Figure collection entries
------------
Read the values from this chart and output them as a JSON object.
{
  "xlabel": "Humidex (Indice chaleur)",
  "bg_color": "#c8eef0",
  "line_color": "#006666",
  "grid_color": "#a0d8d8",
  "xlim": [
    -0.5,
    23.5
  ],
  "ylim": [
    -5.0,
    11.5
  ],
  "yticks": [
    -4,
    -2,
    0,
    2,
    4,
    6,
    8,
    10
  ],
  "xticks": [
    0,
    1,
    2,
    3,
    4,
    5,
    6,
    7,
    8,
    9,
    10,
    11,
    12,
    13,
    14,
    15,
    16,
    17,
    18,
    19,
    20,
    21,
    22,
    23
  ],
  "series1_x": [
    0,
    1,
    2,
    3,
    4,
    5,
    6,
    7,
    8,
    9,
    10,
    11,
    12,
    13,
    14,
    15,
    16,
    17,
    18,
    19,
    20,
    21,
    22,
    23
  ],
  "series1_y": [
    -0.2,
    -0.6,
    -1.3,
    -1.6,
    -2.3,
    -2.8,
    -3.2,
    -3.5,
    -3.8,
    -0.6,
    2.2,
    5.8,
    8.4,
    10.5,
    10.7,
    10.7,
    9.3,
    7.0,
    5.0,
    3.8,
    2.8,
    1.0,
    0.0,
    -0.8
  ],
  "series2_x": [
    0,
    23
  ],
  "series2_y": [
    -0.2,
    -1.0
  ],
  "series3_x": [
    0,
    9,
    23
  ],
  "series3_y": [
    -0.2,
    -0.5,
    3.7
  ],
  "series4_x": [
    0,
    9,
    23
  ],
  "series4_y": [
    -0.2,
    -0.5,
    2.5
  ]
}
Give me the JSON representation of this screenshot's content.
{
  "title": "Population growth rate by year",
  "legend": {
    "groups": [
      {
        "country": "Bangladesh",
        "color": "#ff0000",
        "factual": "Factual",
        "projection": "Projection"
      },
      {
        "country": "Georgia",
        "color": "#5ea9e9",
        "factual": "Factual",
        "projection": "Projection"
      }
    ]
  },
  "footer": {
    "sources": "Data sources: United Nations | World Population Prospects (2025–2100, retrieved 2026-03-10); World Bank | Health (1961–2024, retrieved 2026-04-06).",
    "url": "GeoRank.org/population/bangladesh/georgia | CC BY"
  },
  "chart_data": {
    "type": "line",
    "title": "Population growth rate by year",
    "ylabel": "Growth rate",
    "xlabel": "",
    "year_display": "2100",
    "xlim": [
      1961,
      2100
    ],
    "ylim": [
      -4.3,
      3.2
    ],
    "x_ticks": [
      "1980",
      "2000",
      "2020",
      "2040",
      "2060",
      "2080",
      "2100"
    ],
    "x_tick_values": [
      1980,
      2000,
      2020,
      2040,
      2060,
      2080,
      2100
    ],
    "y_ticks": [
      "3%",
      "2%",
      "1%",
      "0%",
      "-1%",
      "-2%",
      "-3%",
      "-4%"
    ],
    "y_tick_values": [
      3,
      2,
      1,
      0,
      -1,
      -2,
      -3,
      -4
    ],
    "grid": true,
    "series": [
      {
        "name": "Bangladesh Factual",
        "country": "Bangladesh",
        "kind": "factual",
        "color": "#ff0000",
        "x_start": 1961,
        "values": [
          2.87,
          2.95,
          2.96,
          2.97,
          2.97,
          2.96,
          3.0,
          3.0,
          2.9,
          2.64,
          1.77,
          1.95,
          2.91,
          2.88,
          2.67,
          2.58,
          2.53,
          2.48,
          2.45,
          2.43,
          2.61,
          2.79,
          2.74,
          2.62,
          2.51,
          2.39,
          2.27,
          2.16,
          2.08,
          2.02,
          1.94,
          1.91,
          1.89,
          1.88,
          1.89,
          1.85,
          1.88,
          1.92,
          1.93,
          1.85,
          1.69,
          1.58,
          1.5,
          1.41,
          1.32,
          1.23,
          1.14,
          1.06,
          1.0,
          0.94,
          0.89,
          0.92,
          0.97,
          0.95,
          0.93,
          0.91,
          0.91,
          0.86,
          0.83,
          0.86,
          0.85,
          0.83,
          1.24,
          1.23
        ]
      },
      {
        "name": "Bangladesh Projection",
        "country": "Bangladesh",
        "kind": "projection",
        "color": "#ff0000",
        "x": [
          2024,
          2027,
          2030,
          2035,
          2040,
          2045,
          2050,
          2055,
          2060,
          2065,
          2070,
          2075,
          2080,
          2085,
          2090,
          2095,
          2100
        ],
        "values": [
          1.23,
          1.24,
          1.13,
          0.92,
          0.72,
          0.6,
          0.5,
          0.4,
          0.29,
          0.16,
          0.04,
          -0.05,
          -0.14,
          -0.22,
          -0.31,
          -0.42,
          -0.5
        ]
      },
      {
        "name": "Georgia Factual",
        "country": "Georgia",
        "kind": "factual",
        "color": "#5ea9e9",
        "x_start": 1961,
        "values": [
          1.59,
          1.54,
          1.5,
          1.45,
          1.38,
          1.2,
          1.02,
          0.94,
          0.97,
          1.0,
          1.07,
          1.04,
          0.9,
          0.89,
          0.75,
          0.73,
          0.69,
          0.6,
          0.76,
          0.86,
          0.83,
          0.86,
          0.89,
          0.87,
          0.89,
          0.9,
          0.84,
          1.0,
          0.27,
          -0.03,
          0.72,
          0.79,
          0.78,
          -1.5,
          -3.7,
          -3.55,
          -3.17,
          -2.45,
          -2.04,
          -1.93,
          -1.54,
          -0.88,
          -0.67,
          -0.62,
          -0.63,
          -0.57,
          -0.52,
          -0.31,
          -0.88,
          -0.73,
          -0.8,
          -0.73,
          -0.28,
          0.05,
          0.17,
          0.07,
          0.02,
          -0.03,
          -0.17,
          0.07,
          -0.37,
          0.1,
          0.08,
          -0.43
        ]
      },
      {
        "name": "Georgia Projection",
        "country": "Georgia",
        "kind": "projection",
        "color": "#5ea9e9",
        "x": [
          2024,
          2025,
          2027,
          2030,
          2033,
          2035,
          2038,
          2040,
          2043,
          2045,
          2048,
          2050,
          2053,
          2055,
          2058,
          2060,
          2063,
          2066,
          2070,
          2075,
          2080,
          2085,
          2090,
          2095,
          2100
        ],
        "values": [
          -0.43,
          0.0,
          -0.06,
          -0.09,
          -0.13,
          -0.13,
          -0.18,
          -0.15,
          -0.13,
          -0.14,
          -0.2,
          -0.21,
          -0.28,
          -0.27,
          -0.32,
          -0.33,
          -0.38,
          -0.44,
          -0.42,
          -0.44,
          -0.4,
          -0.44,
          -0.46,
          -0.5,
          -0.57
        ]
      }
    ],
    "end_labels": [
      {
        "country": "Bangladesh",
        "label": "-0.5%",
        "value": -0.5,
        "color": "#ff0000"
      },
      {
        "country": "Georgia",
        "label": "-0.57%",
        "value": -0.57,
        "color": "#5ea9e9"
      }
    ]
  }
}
------------
PROBLEM DESCRIPTION: Copy out each line exactly as written.

SOLVED EXERCISE:
Read the values from this chart and output them as a JSON object.
{
  "xlabel": "Humidex (Indice chaleur)",
  "bg_color": "#c8eef0",
  "line_color": "#006666",
  "grid_color": "#a0d8d8",
  "xlim": [
    -0.5,
    23.5
  ],
  "ylim": [
    -5.0,
    11.5
  ],
  "yticks": [
    -4,
    -2,
    0,
    2,
    4,
    6,
    8,
    10
  ],
  "xticks": [
    0,
    1,
    2,
    3,
    4,
    5,
    6,
    7,
    8,
    9,
    10,
    11,
    12,
    13,
    14,
    15,
    16,
    17,
    18,
    19,
    20,
    21,
    22,
    23
  ],
  "series1_x": [
    0,
    1,
    2,
    3,
    4,
    5,
    6,
    7,
    8,
    9,
    10,
    11,
    12,
    13,
    14,
    15,
    16,
    17,
    18,
    19,
    20,
    21,
    22,
    23
  ],
  "series1_y": [
    -0.2,
    -0.6,
    -1.3,
    -1.6,
    -2.3,
    -2.8,
    -3.2,
    -3.5,
    -3.8,
    -0.6,
    2.2,
    5.8,
    8.4,
    10.5,
    10.7,
    10.7,
    9.3,
    7.0,
    5.0,
    3.8,
    2.8,
    1.0,
    0.0,
    -0.8
  ],
  "series2_x": [
    0,
    23
  ],
  "series2_y": [
    -0.2,
    -1.0
  ],
  "series3_x": [
    0,
    9,
    23
  ],
  "series3_y": [
    -0.2,
    -0.5,
    3.7
  ],
  "series4_x": [
    0,
    9,
    23
  ],
  "series4_y": [
    -0.2,
    -0.5,
    2.5
  ]
}
Give me the JSON representation of this screenshot's content.
{
  "title": "Population growth rate by year",
  "legend": {
    "groups": [
      {
        "country": "Bangladesh",
        "color": "#ff0000",
        "factual": "Factual",
        "projection": "Projection"
      },
      {
        "country": "Georgia",
        "color": "#5ea9e9",
        "factual": "Factual",
        "projection": "Projection"
      }
    ]
  },
  "footer": {
    "sources": "Data sources: United Nations | World Population Prospects (2025–2100, retrieved 2026-03-10); World Bank | Health (1961–2024, retrieved 2026-04-06).",
    "url": "GeoRank.org/population/bangladesh/georgia | CC BY"
  },
  "chart_data": {
    "type": "line",
    "title": "Population growth rate by year",
    "ylabel": "Growth rate",
    "xlabel": "",
    "year_display": "2100",
    "xlim": [
      1961,
      2100
    ],
    "ylim": [
      -4.3,
      3.2
    ],
    "x_ticks": [
      "1980",
      "2000",
      "2020",
      "2040",
      "2060",
      "2080",
      "2100"
    ],
    "x_tick_values": [
      1980,
      2000,
      2020,
      2040,
      2060,
      2080,
      2100
    ],
    "y_ticks": [
      "3%",
      "2%",
      "1%",
      "0%",
      "-1%",
      "-2%",
      "-3%",
      "-4%"
    ],
    "y_tick_values": [
      3,
      2,
      1,
      0,
      -1,
      -2,
      -3,
      -4
    ],
    "grid": true,
    "series": [
      {
        "name": "Bangladesh Factual",
        "country": "Bangladesh",
        "kind": "factual",
        "color": "#ff0000",
        "x_start": 1961,
        "values": [
          2.87,
          2.95,
          2.96,
          2.97,
          2.97,
          2.96,
          3.0,
          3.0,
          2.9,
          2.64,
          1.77,
          1.95,
          2.91,
          2.88,
          2.67,
          2.58,
          2.53,
          2.48,
          2.45,
          2.43,
          2.61,
          2.79,
          2.74,
          2.62,
          2.51,
          2.39,
          2.27,
          2.16,
          2.08,
          2.02,
          1.94,
          1.91,
          1.89,
          1.88,
          1.89,
          1.85,
          1.88,
          1.92,
          1.93,
          1.85,
          1.69,
          1.58,
          1.5,
          1.41,
          1.32,
          1.23,
          1.14,
          1.06,
          1.0,
          0.94,
          0.89,
          0.92,
          0.97,
          0.95,
          0.93,
          0.91,
          0.91,
          0.86,
          0.83,
          0.86,
          0.85,
          0.83,
          1.24,
          1.23
        ]
      },
      {
        "name": "Bangladesh Projection",
        "country": "Bangladesh",
        "kind": "projection",
        "color": "#ff0000",
        "x": [
          2024,
          2027,
          2030,
          2035,
          2040,
          2045,
          2050,
          2055,
          2060,
          2065,
          2070,
          2075,
          2080,
          2085,
          2090,
          2095,
          2100
        ],
        "values": [
          1.23,
          1.24,
          1.13,
          0.92,
          0.72,
          0.6,
          0.5,
          0.4,
          0.29,
          0.16,
          0.04,
          -0.05,
          -0.14,
          -0.22,
          -0.31,
          -0.42,
          -0.5
        ]
      },
      {
        "name": "Georgia Factual",
        "country": "Georgia",
        "kind": "factual",
        "color": "#5ea9e9",
        "x_start": 1961,
        "values": [
          1.59,
          1.54,
          1.5,
          1.45,
          1.38,
          1.2,
          1.02,
          0.94,
          0.97,
          1.0,
          1.07,
          1.04,
          0.9,
          0.89,
          0.75,
          0.73,
          0.69,
          0.6,
          0.76,
          0.86,
          0.83,
          0.86,
          0.89,
          0.87,
          0.89,
          0.9,
          0.84,
          1.0,
          0.27,
          -0.03,
          0.72,
          0.79,
          0.78,
          -1.5,
          -3.7,
          -3.55,
          -3.17,
          -2.45,
          -2.04,
          -1.93,
          -1.54,
          -0.88,
          -0.67,
          -0.62,
          -0.63,
          -0.57,
          -0.52,
          -0.31,
          -0.88,
          -0.73,
          -0.8,
          -0.73,
          -0.28,
          0.05,
          0.17,
          0.07,
          0.02,
          -0.03,
          -0.17,
          0.07,
          -0.37,
          0.1,
          0.08,
          -0.43
        ]
      },
      {
        "name": "Georgia Projection",
        "country": "Georgia",
        "kind": "projection",
        "color": "#5ea9e9",
        "x": [
          2024,
          2025,
          2027,
          2030,
          2033,
          2035,
          2038,
          2040,
          2043,
          2045,
          2048,
          2050,
          2053,
          2055,
          2058,
          2060,
          2063,
          2066,
          2070,
          2075,
          2080,
          2085,
          2090,
          2095,
          2100
        ],
        "values": [
          -0.43,
          0.0,
          -0.06,
          -0.09,
          -0.13,
          -0.13,
          -0.18,
          -0.15,
          -0.13,
          -0.14,
          -0.2,
          -0.21,
          -0.28,
          -0.27,
          -0.32,
          -0.33,
          -0.38,
          -0.44,
          -0.42,
          -0.44,
          -0.4,
          -0.44,
          -0.46,
          -0.5,
          -0.57
        ]
      }
    ],
    "end_labels": [
      {
        "country": "Bangladesh",
        "label": "-0.5%",
        "value": -0.5,
        "color": "#ff0000"
      },
      {
        "country": "Georgia",
        "label": "-0.57%",
        "value": -0.57,
        "color": "#5ea9e9"
      }
    ]
  }
}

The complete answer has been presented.